#### TEXT BLOCK
1 stem of lemon grass, finely chopped
Generous dash of preservative free fish sauce
Some chopped water dropwort or Thai morning glory (optional, these are hard to get)
Take two good sized, organic or chemical free wombok (Napa) cabbages, and three or four similarly clean bok choy. Remove the scrappy outermost leaves (if any), then take the first good outer leaves of the cabbage, and put these aside. Examine the cabbage for any insect or grub holes, cut these out until any critter and damaged foliage are removed. Chewed leaves are OK if they are healthy and relatively intact – the action of invertebrate chewing activates the potently anti-cancer glucosinolates in all cruciferous vegetables. Bok choy needs less cleaning up, use the maxim ‘if you wouldn’t eat it, don’t ferment it’. Cut all cabbages (bok choy is technically a kind of cabbage, and higher in vitamin A potential than any other cabbage). Chop these into rough 2 x 3 inch squares, it doesn’t really matter what size they are, just as long as they are not shredded. Weigh the chopped veg, then add 3 tbsp of salt for every approximate kg of veg. Place the veg into some large bowls, add the salt, and rub it into all the surfaces. Give a quick but gentle massage, cover the bowls with a tea towel or cloth, then leave for round about 4 hours. Now make the Thai master stock.

#### SUPPLIED MATERIAL
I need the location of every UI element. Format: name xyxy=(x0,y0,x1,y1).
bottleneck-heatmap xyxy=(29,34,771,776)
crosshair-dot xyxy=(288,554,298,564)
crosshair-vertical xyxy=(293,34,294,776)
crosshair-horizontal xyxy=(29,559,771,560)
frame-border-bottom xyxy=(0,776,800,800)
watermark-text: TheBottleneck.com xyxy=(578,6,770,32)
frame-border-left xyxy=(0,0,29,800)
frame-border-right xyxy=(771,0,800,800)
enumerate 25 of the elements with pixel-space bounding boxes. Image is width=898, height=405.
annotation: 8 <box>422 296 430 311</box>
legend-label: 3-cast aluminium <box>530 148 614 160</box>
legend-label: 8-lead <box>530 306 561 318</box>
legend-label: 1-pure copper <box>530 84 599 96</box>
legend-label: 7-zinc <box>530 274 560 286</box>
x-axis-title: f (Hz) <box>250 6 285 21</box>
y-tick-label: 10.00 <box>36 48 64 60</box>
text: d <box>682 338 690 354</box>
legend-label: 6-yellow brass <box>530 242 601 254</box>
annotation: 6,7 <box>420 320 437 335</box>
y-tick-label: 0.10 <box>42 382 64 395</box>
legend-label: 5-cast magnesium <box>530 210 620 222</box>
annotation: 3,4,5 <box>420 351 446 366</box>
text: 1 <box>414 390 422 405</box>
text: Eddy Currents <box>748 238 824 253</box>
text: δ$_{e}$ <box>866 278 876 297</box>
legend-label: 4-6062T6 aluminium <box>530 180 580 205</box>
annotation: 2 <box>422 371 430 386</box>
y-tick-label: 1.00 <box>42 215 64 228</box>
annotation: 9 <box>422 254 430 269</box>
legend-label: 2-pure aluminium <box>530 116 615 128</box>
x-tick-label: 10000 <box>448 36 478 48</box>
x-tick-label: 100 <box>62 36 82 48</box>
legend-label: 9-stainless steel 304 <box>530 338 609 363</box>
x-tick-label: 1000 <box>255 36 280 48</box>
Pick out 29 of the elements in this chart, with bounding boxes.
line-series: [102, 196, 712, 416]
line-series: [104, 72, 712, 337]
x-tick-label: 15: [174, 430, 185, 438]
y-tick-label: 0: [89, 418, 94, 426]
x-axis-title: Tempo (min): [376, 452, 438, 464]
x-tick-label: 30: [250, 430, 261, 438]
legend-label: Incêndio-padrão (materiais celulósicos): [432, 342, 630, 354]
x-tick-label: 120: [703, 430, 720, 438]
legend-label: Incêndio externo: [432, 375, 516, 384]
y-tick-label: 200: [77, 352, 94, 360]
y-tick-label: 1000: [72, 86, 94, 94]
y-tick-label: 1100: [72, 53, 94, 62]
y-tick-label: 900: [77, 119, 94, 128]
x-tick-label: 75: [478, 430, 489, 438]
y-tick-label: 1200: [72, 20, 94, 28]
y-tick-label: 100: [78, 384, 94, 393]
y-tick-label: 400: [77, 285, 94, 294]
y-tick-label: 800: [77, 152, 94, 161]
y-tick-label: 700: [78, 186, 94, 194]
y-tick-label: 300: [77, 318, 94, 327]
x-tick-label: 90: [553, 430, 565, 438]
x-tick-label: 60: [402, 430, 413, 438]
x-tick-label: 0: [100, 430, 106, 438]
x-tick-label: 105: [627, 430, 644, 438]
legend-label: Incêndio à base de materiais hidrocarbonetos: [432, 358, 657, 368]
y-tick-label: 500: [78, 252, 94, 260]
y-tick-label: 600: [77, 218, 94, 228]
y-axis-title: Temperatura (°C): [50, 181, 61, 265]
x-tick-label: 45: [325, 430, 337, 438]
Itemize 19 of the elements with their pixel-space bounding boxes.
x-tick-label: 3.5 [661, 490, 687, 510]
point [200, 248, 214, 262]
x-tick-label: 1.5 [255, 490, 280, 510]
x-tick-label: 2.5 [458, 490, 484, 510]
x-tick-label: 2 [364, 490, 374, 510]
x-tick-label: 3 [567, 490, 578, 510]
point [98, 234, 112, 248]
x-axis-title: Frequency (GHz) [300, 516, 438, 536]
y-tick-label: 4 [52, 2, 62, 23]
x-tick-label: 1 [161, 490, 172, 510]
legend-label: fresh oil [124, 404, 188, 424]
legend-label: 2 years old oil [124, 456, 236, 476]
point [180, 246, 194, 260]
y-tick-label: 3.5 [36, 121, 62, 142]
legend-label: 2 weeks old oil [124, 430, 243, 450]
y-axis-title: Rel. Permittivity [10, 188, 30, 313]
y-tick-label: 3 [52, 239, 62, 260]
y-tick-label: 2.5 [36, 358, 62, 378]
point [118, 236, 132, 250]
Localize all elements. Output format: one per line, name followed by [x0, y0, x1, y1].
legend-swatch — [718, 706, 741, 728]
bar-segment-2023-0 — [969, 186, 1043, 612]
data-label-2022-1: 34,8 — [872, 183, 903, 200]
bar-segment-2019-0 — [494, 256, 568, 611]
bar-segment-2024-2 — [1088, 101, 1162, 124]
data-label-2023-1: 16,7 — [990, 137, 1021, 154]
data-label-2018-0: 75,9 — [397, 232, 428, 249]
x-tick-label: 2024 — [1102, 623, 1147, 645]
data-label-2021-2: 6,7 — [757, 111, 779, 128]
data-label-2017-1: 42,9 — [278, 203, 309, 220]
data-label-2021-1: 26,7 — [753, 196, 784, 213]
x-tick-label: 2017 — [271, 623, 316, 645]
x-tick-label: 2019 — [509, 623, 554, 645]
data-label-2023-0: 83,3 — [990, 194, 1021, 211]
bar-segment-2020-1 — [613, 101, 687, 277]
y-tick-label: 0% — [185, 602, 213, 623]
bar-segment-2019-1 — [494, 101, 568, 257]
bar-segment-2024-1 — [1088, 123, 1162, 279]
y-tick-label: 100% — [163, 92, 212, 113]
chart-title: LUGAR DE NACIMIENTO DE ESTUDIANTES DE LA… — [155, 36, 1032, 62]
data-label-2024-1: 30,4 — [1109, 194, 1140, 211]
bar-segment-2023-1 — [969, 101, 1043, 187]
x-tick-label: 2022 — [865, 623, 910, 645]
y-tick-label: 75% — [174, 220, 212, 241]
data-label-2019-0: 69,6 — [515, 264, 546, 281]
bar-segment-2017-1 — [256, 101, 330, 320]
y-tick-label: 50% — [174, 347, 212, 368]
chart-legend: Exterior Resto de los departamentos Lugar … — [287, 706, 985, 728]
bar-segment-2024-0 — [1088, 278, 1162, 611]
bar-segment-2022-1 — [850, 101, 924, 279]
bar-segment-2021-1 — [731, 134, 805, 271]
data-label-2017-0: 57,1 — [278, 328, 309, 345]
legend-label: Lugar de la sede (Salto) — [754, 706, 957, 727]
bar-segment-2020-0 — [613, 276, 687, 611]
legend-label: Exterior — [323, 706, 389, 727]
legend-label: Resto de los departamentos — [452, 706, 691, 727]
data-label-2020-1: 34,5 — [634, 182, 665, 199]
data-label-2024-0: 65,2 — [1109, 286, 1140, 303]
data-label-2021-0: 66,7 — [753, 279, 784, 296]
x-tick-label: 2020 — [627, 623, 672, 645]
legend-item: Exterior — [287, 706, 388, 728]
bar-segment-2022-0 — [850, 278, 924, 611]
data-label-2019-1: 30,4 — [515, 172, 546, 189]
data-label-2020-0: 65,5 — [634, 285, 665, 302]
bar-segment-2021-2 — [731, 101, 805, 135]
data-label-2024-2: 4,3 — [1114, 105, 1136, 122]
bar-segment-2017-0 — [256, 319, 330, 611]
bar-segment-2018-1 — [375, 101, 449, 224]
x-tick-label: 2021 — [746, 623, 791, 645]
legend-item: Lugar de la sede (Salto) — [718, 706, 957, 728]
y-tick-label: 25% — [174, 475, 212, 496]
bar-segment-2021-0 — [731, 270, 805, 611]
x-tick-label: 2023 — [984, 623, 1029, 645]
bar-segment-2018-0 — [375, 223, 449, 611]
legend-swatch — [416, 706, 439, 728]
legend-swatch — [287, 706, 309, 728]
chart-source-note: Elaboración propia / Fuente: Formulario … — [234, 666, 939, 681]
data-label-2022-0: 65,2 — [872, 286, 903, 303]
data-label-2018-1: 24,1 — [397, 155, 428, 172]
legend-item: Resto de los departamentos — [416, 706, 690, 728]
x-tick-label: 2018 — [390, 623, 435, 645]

#### REQUIRED WORK
In the cabbage recipe, how much salt is added per kilogram of chopped vegetables?

#### YOUR RESPONSE
3 tablespoons of salt for every approximate kilogram of vegetables.